• WHAT IS NEEDED:
Return every record below exactly as written, omitting any pictures.

*-*-*

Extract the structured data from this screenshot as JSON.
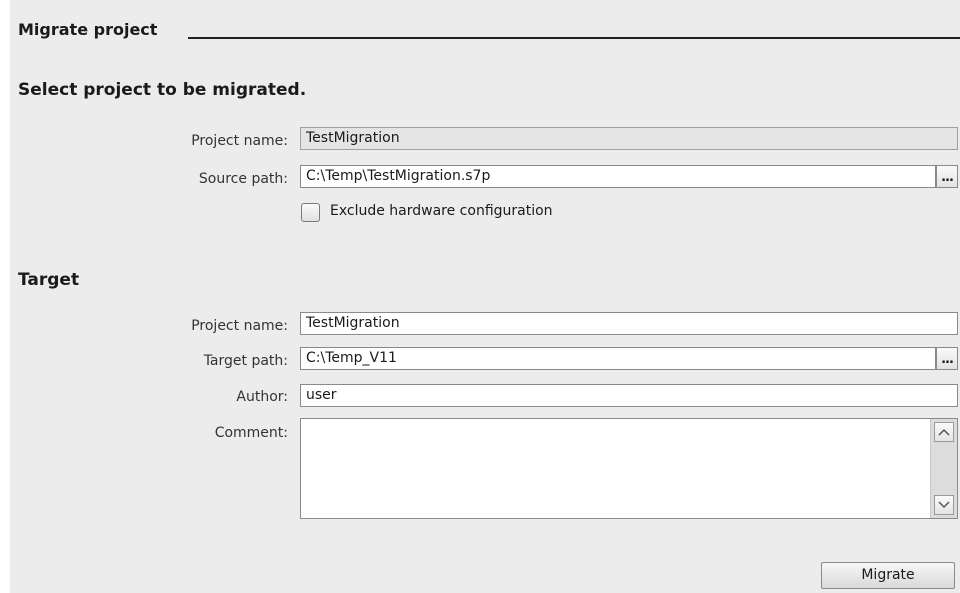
{
  "header": {
    "title": "Migrate project"
  },
  "source": {
    "heading": "Select project to be migrated.",
    "project_name_label": "Project name:",
    "project_name_value": "TestMigration",
    "source_path_label": "Source path:",
    "source_path_value": "C:\\Temp\\TestMigration.s7p",
    "browse_label": "...",
    "exclude_hw_label": "Exclude hardware configuration",
    "exclude_hw_checked": false
  },
  "target": {
    "heading": "Target",
    "project_name_label": "Project name:",
    "project_name_value": "TestMigration",
    "target_path_label": "Target path:",
    "target_path_value": "C:\\Temp_V11",
    "browse_label": "...",
    "author_label": "Author:",
    "author_value": "user",
    "comment_label": "Comment:",
    "comment_value": ""
  },
  "actions": {
    "migrate_label": "Migrate"
  },
  "icons": {
    "scroll_up": "chevron-up-icon",
    "scroll_down": "chevron-down-icon"
  }
}
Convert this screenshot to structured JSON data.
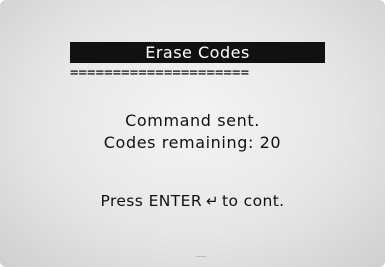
{
  "screen": {
    "title": "Erase Codes",
    "separator": "=====================",
    "status_line": "Command sent.",
    "remaining_line": "Codes remaining: 20",
    "prompt_before": "Press ENTER",
    "enter_icon": "↵",
    "prompt_after": "to cont."
  }
}
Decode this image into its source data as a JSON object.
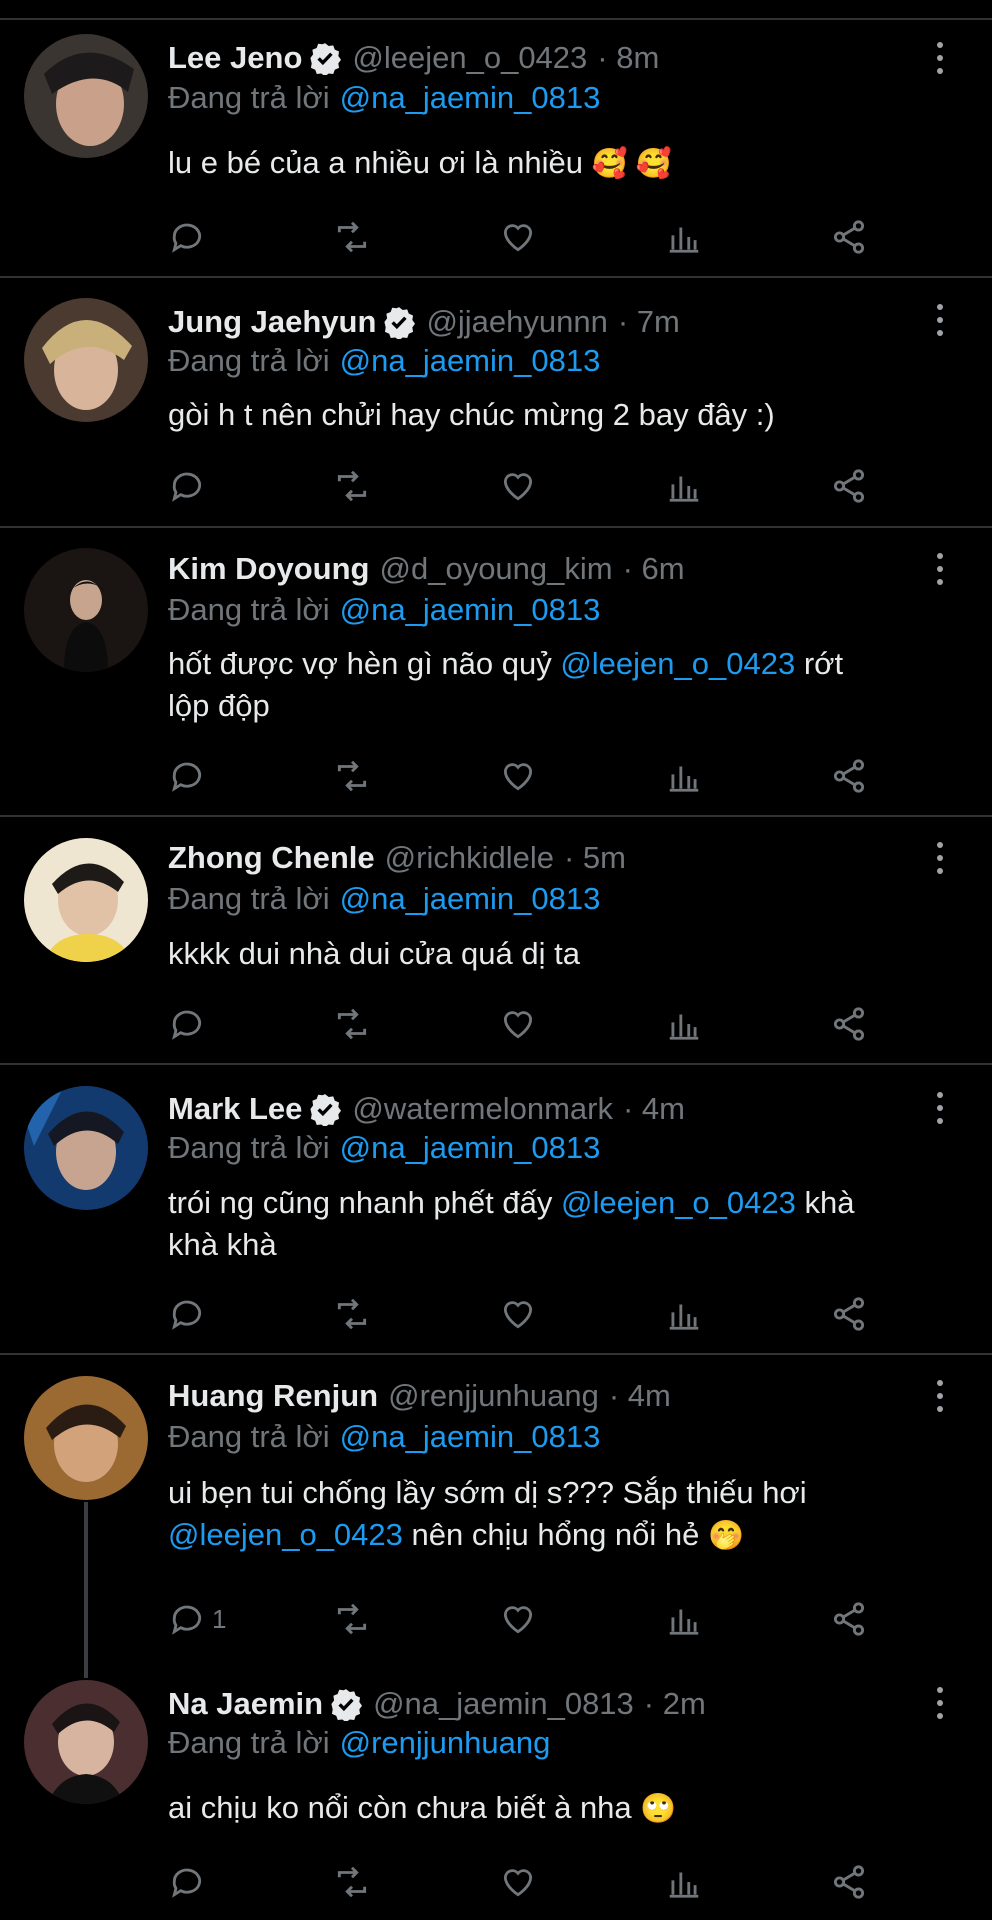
{
  "reply_prefix": "Đang trả lời",
  "tweets": [
    {
      "name": "Lee Jeno",
      "verified": true,
      "handle": "@leejen_o_0423",
      "time": "· 8m",
      "reply_to": "@na_jaemin_0813",
      "text": "lu e bé của a nhiều ơi là nhiều",
      "text_emoji": "🥰 🥰",
      "reply_count": "",
      "avatar_color": "#5a4f4a"
    },
    {
      "name": "Jung Jaehyun",
      "verified": true,
      "handle": "@jjaehyunnn",
      "time": "· 7m",
      "reply_to": "@na_jaemin_0813",
      "text": "gòi h t nên chửi hay chúc mừng 2 bay đây :)",
      "reply_count": "",
      "avatar_color": "#6e5b4c"
    },
    {
      "name": "Kim Doyoung",
      "verified": false,
      "handle": "@d_oyoung_kim",
      "time": "· 6m",
      "reply_to": "@na_jaemin_0813",
      "text_a": "hốt được vợ hèn gì não quỷ",
      "mention": "@leejen_o_0423",
      "text_b": "rớt",
      "text_c": "lộp độp",
      "reply_count": "",
      "avatar_color": "#2a2422"
    },
    {
      "name": "Zhong Chenle",
      "verified": false,
      "handle": "@richkidlele",
      "time": "· 5m",
      "reply_to": "@na_jaemin_0813",
      "text": "kkkk dui nhà dui cửa quá dị ta",
      "reply_count": "",
      "avatar_color": "#d9c9a8"
    },
    {
      "name": "Mark Lee",
      "verified": true,
      "handle": "@watermelonmark",
      "time": "· 4m",
      "reply_to": "@na_jaemin_0813",
      "text_a": "trói ng cũng nhanh phết đấy",
      "mention": "@leejen_o_0423",
      "text_b": "khà",
      "text_c": "khà khà",
      "reply_count": "",
      "avatar_color": "#1f4f8a"
    },
    {
      "name": "Huang Renjun",
      "verified": false,
      "handle": "@renjjunhuang",
      "time": "· 4m",
      "reply_to": "@na_jaemin_0813",
      "text_a": "ui bẹn tui chống lầy sớm dị s??? Sắp thiếu hơi",
      "mention": "@leejen_o_0423",
      "text_b": "nên chịu hổng nổi hẻ",
      "text_emoji": "🤭",
      "reply_count": "1",
      "avatar_color": "#8a5a2c"
    },
    {
      "name": "Na Jaemin",
      "verified": true,
      "handle": "@na_jaemin_0813",
      "time": "· 2m",
      "reply_to": "@renjjunhuang",
      "text": "ai chịu ko nổi còn chưa biết à nha",
      "text_emoji": "🙄",
      "reply_count": "",
      "avatar_color": "#5a3a3a"
    }
  ]
}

*-*-*

• TASK ANSWER:
Extract the structured data from this screenshot as JSON.
{
  "header": {
    "title": "Migrate project"
  },
  "source": {
    "heading": "Select project to be migrated.",
    "project_name_label": "Project name:",
    "project_name_value": "TestMigration",
    "source_path_label": "Source path:",
    "source_path_value": "C:\\Temp\\TestMigration.s7p",
    "browse_label": "...",
    "exclude_hw_label": "Exclude hardware configuration",
    "exclude_hw_checked": false
  },
  "target": {
    "heading": "Target",
    "project_name_label": "Project name:",
    "project_name_value": "TestMigration",
    "target_path_label": "Target path:",
    "target_path_value": "C:\\Temp_V11",
    "browse_label": "...",
    "author_label": "Author:",
    "author_value": "user",
    "comment_label": "Comment:",
    "comment_value": ""
  },
  "actions": {
    "migrate_label": "Migrate"
  },
  "icons": {
    "scroll_up": "chevron-up-icon",
    "scroll_down": "chevron-down-icon"
  }
}
Convert this screenshot to structured JSON data.
{
  "screen": {
    "title": "Erase Codes",
    "separator": "=====================",
    "status_line": "Command sent.",
    "remaining_line": "Codes remaining: 20",
    "prompt_before": "Press ENTER",
    "enter_icon": "↵",
    "prompt_after": "to cont."
  }
}
Decode this image into its source data as a JSON object.
{
  "reply_prefix": "Đang trả lời",
  "tweets": [
    {
      "name": "Lee Jeno",
      "verified": true,
      "handle": "@leejen_o_0423",
      "time": "· 8m",
      "reply_to": "@na_jaemin_0813",
      "text": "lu e bé của a nhiều ơi là nhiều",
      "text_emoji": "🥰 🥰",
      "reply_count": "",
      "avatar_color": "#5a4f4a"
    },
    {
      "name": "Jung Jaehyun",
      "verified": true,
      "handle": "@jjaehyunnn",
      "time": "· 7m",
      "reply_to": "@na_jaemin_0813",
      "text": "gòi h t nên chửi hay chúc mừng 2 bay đây :)",
      "reply_count": "",
      "avatar_color": "#6e5b4c"
    },
    {
      "name": "Kim Doyoung",
      "verified": false,
      "handle": "@d_oyoung_kim",
      "time": "· 6m",
      "reply_to": "@na_jaemin_0813",
      "text_a": "hốt được vợ hèn gì não quỷ",
      "mention": "@leejen_o_0423",
      "text_b": "rớt",
      "text_c": "lộp độp",
      "reply_count": "",
      "avatar_color": "#2a2422"
    },
    {
      "name": "Zhong Chenle",
      "verified": false,
      "handle": "@richkidlele",
      "time": "· 5m",
      "reply_to": "@na_jaemin_0813",
      "text": "kkkk dui nhà dui cửa quá dị ta",
      "reply_count": "",
      "avatar_color": "#d9c9a8"
    },
    {
      "name": "Mark Lee",
      "verified": true,
      "handle": "@watermelonmark",
      "time": "· 4m",
      "reply_to": "@na_jaemin_0813",
      "text_a": "trói ng cũng nhanh phết đấy",
      "mention": "@leejen_o_0423",
      "text_b": "khà",
      "text_c": "khà khà",
      "reply_count": "",
      "avatar_color": "#1f4f8a"
    },
    {
      "name": "Huang Renjun",
      "verified": false,
      "handle": "@renjjunhuang",
      "time": "· 4m",
      "reply_to": "@na_jaemin_0813",
      "text_a": "ui bẹn tui chống lầy sớm dị s??? Sắp thiếu hơi",
      "mention": "@leejen_o_0423",
      "text_b": "nên chịu hổng nổi hẻ",
      "text_emoji": "🤭",
      "reply_count": "1",
      "avatar_color": "#8a5a2c"
    },
    {
      "name": "Na Jaemin",
      "verified": true,
      "handle": "@na_jaemin_0813",
      "time": "· 2m",
      "reply_to": "@renjjunhuang",
      "text": "ai chịu ko nổi còn chưa biết à nha",
      "text_emoji": "🙄",
      "reply_count": "",
      "avatar_color": "#5a3a3a"
    }
  ]
}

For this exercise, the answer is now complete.